### PROBLEM STATEMENT
Identify each line holding the string "Kryesuese" and copy it.
— START DATA SUPPLIED —
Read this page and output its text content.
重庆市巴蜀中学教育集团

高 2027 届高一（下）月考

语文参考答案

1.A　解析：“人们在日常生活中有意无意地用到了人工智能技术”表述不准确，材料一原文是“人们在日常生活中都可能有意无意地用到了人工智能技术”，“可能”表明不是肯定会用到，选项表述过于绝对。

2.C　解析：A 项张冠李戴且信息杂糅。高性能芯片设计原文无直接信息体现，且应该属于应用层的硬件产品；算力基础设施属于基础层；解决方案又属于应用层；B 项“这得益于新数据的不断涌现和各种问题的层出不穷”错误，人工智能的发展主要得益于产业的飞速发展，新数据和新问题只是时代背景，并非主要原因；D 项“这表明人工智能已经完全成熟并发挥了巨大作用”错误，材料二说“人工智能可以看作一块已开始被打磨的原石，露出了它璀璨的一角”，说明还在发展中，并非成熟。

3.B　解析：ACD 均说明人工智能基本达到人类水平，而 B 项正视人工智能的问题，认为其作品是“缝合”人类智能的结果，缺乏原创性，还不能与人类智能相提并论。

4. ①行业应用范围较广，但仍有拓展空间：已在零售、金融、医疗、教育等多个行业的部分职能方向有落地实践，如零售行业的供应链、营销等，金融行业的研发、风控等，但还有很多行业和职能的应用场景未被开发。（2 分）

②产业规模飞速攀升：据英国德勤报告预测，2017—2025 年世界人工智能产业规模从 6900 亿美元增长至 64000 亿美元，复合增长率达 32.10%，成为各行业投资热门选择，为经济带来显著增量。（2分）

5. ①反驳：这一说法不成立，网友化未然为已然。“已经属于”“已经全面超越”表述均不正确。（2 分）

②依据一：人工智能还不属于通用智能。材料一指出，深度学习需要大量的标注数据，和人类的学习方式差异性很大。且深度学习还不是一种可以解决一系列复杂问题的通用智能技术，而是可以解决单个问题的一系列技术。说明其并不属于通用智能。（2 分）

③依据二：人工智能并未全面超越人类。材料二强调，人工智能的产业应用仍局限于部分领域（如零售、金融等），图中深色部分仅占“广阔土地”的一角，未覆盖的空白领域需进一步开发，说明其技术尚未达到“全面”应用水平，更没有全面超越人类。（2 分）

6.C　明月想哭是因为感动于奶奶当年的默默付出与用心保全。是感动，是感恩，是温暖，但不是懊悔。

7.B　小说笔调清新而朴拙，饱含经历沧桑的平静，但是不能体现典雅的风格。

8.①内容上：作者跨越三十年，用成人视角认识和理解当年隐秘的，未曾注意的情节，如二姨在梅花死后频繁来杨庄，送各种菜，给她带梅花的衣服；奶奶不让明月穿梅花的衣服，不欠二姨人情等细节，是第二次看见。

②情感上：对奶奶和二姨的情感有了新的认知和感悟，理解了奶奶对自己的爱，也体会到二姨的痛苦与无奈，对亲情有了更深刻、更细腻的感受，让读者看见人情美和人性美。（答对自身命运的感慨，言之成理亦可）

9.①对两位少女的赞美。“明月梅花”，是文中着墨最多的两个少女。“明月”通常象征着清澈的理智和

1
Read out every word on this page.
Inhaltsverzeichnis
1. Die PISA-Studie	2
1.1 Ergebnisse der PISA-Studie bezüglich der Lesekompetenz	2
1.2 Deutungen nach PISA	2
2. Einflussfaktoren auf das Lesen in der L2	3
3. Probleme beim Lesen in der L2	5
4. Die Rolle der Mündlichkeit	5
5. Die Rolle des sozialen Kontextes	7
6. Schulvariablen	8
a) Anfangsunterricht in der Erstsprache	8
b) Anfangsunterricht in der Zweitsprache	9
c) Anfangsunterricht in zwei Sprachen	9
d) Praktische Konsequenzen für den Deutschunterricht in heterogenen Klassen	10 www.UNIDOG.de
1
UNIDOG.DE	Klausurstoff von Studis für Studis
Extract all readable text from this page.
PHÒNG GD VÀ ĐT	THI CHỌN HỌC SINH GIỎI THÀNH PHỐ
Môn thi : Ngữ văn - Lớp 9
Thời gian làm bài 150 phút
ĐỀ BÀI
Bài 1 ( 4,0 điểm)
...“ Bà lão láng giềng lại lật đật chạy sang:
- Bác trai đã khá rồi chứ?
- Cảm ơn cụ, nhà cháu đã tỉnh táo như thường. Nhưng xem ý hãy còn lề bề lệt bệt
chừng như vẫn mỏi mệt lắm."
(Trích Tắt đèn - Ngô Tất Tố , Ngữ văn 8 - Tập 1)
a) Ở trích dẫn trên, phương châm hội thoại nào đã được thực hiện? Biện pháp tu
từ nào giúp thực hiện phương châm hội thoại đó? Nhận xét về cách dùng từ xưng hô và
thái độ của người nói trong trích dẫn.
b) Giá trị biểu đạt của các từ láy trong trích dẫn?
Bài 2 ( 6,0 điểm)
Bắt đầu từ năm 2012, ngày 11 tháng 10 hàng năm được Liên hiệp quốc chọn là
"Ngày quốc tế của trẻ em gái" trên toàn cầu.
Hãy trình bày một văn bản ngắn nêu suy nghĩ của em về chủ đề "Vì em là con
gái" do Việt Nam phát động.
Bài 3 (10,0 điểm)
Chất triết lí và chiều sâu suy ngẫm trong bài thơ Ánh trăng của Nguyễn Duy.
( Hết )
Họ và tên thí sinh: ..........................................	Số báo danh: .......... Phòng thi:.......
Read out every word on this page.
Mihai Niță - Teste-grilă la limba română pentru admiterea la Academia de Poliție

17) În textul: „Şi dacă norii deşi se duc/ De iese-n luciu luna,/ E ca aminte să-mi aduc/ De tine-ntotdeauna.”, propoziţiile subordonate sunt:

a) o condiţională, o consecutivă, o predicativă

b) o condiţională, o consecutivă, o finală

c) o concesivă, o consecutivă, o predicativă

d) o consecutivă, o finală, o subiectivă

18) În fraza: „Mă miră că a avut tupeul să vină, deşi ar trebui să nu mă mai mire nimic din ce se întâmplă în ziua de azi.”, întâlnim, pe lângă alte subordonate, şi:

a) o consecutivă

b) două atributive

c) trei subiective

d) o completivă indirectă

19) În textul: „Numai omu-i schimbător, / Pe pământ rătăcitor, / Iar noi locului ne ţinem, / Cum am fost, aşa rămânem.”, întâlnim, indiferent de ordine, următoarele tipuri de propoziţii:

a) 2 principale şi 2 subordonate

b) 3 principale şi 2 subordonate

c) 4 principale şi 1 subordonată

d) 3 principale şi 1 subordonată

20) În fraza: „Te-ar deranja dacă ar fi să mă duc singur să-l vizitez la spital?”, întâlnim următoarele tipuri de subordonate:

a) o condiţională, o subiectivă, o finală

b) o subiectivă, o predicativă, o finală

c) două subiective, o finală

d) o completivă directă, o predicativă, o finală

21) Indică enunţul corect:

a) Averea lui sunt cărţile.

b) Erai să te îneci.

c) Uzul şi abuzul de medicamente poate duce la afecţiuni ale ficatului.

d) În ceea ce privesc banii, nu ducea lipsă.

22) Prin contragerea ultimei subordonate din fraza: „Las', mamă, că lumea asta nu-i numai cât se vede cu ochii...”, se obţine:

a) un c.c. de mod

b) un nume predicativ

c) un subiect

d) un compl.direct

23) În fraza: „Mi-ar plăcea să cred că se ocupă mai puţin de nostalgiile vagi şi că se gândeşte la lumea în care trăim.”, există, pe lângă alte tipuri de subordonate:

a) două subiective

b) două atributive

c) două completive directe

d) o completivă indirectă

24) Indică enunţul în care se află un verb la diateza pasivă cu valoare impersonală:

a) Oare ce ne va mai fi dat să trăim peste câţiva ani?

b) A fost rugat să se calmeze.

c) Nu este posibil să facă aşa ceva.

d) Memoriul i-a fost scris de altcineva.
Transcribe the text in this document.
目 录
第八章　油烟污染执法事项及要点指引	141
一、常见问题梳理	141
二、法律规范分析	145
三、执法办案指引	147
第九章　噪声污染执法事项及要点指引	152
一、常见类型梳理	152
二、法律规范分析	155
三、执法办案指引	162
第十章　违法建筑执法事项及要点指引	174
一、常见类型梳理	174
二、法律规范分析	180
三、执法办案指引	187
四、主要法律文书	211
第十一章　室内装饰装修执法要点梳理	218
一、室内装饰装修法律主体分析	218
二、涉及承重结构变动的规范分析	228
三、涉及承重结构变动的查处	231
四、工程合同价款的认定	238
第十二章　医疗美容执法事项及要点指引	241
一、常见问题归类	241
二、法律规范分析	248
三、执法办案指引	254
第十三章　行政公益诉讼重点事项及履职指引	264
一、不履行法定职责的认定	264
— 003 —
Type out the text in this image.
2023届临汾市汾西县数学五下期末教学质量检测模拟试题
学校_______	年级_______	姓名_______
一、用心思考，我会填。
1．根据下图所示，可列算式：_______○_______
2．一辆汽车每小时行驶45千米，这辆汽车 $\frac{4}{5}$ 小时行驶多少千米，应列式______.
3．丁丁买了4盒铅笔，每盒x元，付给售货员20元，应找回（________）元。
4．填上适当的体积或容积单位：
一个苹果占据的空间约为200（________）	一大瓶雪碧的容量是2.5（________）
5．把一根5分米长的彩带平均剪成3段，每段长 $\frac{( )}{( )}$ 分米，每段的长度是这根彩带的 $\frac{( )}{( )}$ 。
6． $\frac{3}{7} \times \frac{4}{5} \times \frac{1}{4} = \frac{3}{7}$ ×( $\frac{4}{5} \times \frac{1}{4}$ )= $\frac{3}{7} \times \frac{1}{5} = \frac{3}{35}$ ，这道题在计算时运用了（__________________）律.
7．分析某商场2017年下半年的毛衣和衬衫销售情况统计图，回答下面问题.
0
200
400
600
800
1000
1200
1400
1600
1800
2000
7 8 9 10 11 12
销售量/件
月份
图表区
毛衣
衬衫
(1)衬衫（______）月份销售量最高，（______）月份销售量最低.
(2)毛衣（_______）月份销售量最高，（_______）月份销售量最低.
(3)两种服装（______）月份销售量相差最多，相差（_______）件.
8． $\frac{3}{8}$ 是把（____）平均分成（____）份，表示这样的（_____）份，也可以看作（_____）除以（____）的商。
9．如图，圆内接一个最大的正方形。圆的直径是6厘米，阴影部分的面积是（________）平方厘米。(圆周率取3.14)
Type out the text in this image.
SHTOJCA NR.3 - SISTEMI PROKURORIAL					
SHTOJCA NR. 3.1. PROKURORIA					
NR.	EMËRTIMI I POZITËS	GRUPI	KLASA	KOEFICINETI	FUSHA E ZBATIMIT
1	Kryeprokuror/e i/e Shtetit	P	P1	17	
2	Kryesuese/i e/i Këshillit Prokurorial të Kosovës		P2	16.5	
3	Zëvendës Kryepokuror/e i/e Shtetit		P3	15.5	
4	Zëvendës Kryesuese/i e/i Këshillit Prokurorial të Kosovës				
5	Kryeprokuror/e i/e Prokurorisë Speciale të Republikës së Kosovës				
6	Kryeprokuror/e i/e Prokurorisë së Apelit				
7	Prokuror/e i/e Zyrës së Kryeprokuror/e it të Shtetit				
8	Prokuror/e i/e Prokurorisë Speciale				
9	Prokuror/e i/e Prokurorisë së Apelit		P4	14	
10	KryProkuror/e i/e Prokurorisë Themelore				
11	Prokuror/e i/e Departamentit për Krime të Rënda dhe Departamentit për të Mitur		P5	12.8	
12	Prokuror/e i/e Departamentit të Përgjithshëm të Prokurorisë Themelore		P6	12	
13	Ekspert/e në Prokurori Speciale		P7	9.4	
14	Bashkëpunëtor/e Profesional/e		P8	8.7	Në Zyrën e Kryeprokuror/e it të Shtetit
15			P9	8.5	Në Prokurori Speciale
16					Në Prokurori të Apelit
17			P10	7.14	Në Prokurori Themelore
— END DATA SUPPLIED —
### WRITTEN RESPONSE
2	Kryesuese/i e/i Këshillit Prokurorial të Kosovës		P2	16.5	
4	Zëvendës Kryesuese/i e/i Këshillit Prokurorial të Kosovës				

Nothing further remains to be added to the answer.